--- Exercise data ---
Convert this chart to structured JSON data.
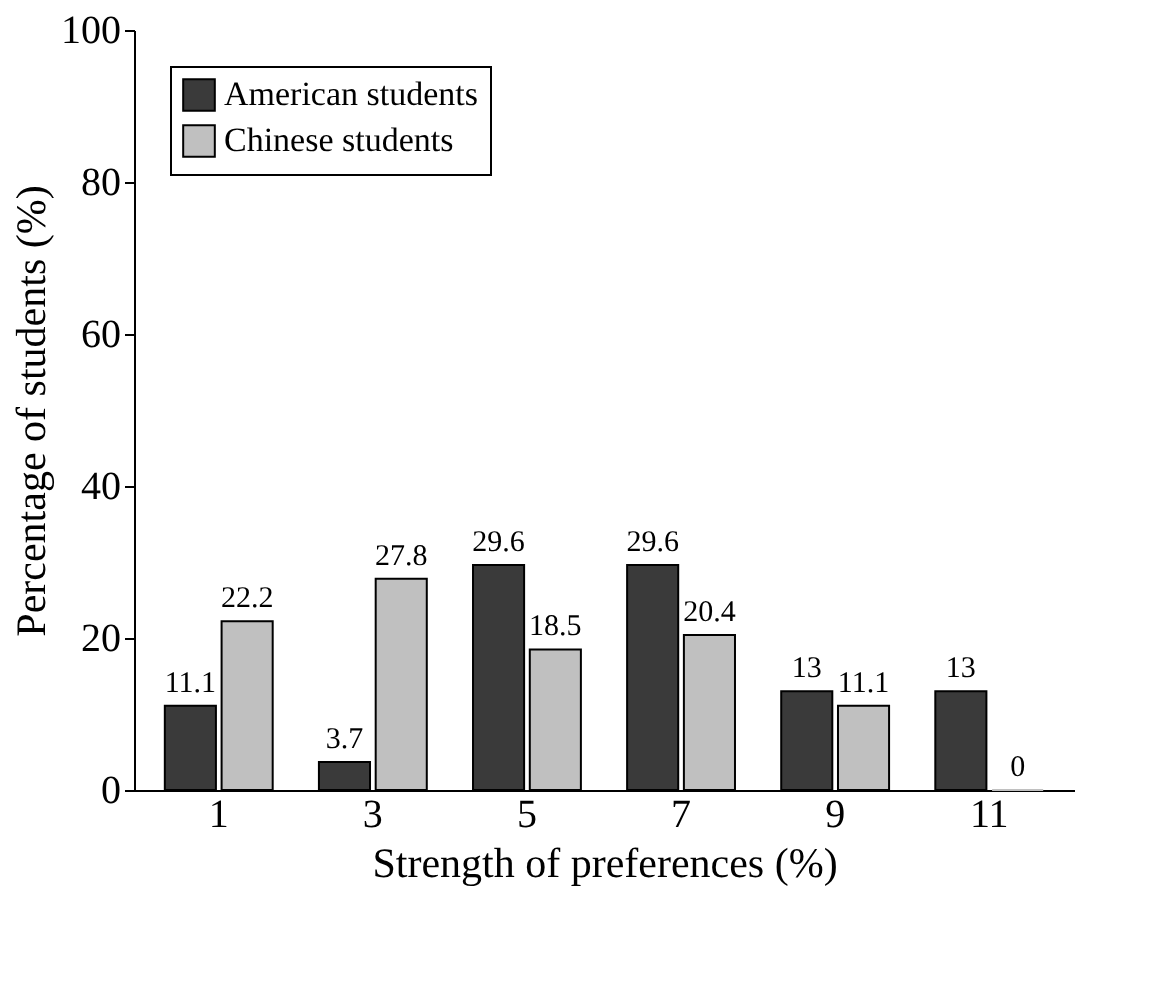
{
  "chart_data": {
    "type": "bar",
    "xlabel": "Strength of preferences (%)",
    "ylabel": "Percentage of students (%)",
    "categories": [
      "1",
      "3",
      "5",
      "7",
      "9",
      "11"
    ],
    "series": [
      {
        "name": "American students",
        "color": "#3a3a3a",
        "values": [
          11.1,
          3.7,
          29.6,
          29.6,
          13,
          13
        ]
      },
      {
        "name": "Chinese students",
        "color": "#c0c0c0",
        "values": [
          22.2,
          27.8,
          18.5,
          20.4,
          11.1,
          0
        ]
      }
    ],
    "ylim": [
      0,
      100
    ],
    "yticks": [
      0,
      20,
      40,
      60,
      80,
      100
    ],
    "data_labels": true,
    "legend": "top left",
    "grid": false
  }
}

--- Job ---
Look through the records and gather every line containing "students".

--- The response ---
    "ylabel": "Percentage of students (%)",
        "name": "American students",
        "name": "Chinese students",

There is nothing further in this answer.